Instructions to follow =
Copy out the lines of the stored data below without any change, starting with the line that contains "188, 98, 206]" and ending with the line that contains "381, 115, 399]", both included.

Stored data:
--------------------------------------------------

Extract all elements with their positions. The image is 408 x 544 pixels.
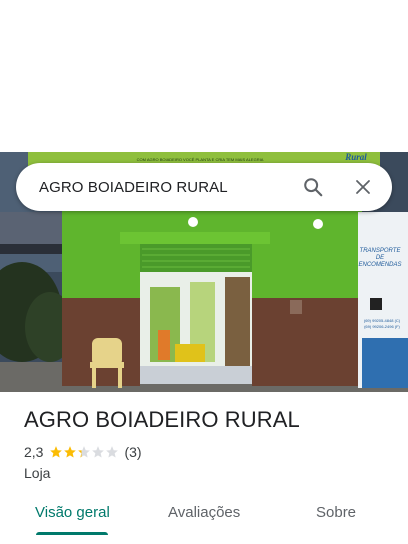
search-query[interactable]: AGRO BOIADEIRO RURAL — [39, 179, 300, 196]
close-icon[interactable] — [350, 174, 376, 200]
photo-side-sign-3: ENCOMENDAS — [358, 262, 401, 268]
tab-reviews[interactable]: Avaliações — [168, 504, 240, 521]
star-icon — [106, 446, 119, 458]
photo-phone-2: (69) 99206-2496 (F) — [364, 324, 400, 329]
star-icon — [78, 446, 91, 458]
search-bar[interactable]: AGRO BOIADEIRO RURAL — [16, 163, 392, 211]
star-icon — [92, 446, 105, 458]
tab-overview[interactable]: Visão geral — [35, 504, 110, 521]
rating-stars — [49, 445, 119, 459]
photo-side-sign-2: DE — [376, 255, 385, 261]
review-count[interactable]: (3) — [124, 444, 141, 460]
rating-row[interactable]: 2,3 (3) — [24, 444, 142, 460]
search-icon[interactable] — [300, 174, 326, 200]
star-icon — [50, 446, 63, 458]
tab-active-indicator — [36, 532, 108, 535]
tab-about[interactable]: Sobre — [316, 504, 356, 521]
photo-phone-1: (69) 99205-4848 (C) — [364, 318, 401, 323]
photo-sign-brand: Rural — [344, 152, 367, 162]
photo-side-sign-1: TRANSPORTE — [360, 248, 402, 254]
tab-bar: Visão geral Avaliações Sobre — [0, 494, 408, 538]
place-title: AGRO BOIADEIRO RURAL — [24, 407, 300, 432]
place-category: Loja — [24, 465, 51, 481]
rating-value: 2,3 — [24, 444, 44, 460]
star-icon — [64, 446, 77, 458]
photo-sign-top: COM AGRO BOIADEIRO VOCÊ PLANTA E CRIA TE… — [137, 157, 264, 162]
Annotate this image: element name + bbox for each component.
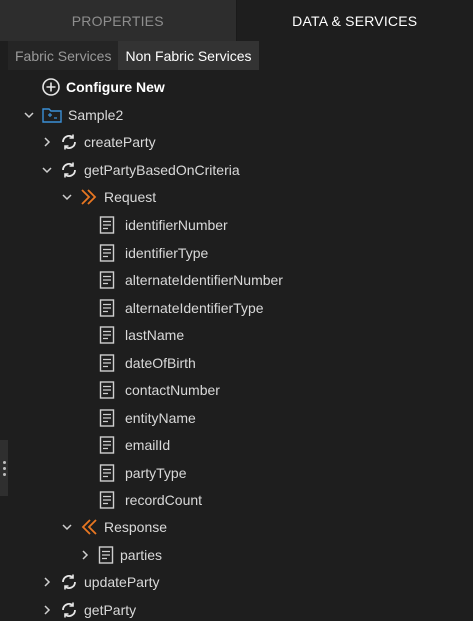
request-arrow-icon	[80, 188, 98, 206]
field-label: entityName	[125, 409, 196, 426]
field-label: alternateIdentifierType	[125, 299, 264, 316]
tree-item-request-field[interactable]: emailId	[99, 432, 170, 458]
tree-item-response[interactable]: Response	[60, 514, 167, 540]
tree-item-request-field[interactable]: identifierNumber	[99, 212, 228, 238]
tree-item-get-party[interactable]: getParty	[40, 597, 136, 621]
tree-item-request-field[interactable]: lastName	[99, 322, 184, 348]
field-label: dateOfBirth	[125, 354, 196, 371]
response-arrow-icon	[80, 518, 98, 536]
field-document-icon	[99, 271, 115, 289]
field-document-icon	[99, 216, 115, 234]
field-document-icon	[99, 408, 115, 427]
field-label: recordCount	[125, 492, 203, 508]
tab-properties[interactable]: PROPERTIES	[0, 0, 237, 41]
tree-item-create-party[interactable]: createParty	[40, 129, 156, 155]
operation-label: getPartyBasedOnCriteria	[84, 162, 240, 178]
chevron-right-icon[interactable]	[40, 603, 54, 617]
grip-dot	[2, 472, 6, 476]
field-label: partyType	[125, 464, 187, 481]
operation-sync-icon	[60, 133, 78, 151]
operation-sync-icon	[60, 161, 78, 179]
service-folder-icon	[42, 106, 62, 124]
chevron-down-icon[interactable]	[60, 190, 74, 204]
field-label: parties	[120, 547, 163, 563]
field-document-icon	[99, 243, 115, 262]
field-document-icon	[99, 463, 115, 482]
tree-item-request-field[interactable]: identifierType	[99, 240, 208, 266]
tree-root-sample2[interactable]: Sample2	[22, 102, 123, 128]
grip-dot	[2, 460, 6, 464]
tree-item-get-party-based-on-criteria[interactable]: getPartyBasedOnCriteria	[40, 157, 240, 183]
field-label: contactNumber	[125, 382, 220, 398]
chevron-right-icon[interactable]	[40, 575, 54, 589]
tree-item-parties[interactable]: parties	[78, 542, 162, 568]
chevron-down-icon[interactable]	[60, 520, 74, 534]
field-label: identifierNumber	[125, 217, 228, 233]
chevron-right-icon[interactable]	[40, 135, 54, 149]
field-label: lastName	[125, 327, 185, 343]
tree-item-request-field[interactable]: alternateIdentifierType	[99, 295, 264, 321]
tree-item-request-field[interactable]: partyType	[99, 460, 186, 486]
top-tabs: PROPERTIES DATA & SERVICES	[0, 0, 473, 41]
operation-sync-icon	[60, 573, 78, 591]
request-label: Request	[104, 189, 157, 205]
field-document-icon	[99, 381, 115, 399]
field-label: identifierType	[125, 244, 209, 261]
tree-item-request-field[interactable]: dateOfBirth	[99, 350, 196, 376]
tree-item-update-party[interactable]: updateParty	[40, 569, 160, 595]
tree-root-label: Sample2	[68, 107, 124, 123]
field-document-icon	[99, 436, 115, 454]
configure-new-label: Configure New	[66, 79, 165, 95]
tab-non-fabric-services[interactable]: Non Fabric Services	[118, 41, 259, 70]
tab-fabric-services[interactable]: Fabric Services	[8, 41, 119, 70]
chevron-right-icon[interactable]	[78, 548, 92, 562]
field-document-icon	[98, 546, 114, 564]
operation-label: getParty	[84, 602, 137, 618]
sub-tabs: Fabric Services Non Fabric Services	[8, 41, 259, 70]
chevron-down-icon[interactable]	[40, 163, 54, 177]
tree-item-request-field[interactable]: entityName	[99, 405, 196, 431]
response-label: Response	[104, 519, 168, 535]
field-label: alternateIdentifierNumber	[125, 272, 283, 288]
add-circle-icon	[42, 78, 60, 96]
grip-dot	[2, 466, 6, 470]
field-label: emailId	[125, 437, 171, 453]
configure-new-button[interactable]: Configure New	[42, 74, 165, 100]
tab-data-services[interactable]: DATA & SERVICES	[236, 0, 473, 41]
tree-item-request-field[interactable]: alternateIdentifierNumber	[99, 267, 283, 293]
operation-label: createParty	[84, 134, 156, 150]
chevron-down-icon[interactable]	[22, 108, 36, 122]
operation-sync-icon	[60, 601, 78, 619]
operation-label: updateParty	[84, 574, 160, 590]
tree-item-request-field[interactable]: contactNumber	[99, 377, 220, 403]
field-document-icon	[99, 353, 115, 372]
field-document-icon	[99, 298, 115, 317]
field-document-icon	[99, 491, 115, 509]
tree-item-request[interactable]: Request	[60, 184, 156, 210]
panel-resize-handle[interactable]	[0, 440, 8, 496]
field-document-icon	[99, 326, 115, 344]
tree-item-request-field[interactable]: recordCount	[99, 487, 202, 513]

--------------------------------------------------

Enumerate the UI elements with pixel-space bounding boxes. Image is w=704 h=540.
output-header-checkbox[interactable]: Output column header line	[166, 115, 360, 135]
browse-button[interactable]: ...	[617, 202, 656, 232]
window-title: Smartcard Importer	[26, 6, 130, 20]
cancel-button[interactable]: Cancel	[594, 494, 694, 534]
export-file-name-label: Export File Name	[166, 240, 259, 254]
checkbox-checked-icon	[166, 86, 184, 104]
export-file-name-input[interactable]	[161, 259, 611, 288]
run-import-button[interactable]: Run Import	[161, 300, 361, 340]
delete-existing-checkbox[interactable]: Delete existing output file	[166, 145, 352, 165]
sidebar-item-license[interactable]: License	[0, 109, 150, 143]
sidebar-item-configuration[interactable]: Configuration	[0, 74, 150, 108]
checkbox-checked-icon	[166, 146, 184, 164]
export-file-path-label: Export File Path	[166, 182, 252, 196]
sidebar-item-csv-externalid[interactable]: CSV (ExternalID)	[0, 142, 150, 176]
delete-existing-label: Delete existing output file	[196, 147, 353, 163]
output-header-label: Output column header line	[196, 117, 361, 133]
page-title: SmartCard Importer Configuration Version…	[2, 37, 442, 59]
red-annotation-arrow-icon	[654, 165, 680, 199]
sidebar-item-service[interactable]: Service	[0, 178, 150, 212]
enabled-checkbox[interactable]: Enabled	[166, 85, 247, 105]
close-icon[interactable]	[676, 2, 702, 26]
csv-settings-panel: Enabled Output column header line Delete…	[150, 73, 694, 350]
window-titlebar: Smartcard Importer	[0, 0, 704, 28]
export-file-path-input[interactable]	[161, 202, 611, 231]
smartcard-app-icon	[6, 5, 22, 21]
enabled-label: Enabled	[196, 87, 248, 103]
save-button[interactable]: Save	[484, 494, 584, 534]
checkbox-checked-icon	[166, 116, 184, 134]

--------------------------------------------------

Finished answer =
request-arrow-icon	[80, 188, 98, 206]
field-label: entityName	[125, 409, 196, 426]
field-label: alternateIdentifierType	[125, 299, 264, 316]
tree-item-request-field[interactable]: emailId	[99, 432, 170, 458]
tree-item-response[interactable]: Response	[60, 514, 167, 540]
tree-item-request-field[interactable]: identifierNumber	[99, 212, 228, 238]
tree-item-get-party[interactable]: getParty	[40, 597, 136, 621]
tree-item-request-field[interactable]: lastName	[99, 322, 184, 348]
field-label: dateOfBirth	[125, 354, 196, 371]
response-arrow-icon	[80, 518, 98, 536]
field-document-icon	[99, 271, 115, 289]
field-document-icon	[99, 216, 115, 234]
field-document-icon	[99, 408, 115, 427]
field-label: recordCount	[125, 492, 203, 508]
tab-properties[interactable]: PROPERTIES	[0, 0, 237, 41]
tree-item-create-party[interactable]: createParty	[40, 129, 156, 155]
operation-label: getPartyBasedOnCriteria	[84, 162, 240, 178]
chevron-right-icon[interactable]	[40, 603, 54, 617]
grip-dot	[2, 472, 6, 476]
field-label: partyType	[125, 464, 187, 481]
operation-sync-icon	[60, 133, 78, 151]
operation-sync-icon	[60, 161, 78, 179]
service-folder-icon	[42, 106, 62, 124]
chevron-down-icon[interactable]	[60, 190, 74, 204]
field-label: parties	[120, 547, 163, 563]
field-document-icon	[99, 243, 115, 262]
field-document-icon	[99, 463, 115, 482]
tree-item-request-field[interactable]: identifierType	[99, 240, 208, 266]
tree-root-sample2[interactable]: Sample2	[22, 102, 123, 128]
grip-dot	[2, 460, 6, 464]
tree-item-get-party-based-on-criteria[interactable]: getPartyBasedOnCriteria	[40, 157, 240, 183]
field-label: contactNumber	[125, 382, 220, 398]
chevron-right-icon[interactable]	[40, 575, 54, 589]
tree-item-parties[interactable]: parties	[78, 542, 162, 568]
chevron-down-icon[interactable]	[60, 520, 74, 534]
field-label: identifierNumber	[125, 217, 228, 233]
chevron-right-icon[interactable]	[40, 135, 54, 149]
field-label: lastName	[125, 327, 185, 343]
tree-item-request-field[interactable]: alternateIdentifierType	[99, 295, 264, 321]
tree-item-request-field[interactable]: partyType	[99, 460, 186, 486]
top-tabs: PROPERTIES DATA & SERVICES	[0, 0, 473, 41]
operation-sync-icon	[60, 573, 78, 591]
request-label: Request	[104, 189, 157, 205]
field-document-icon	[99, 381, 115, 399]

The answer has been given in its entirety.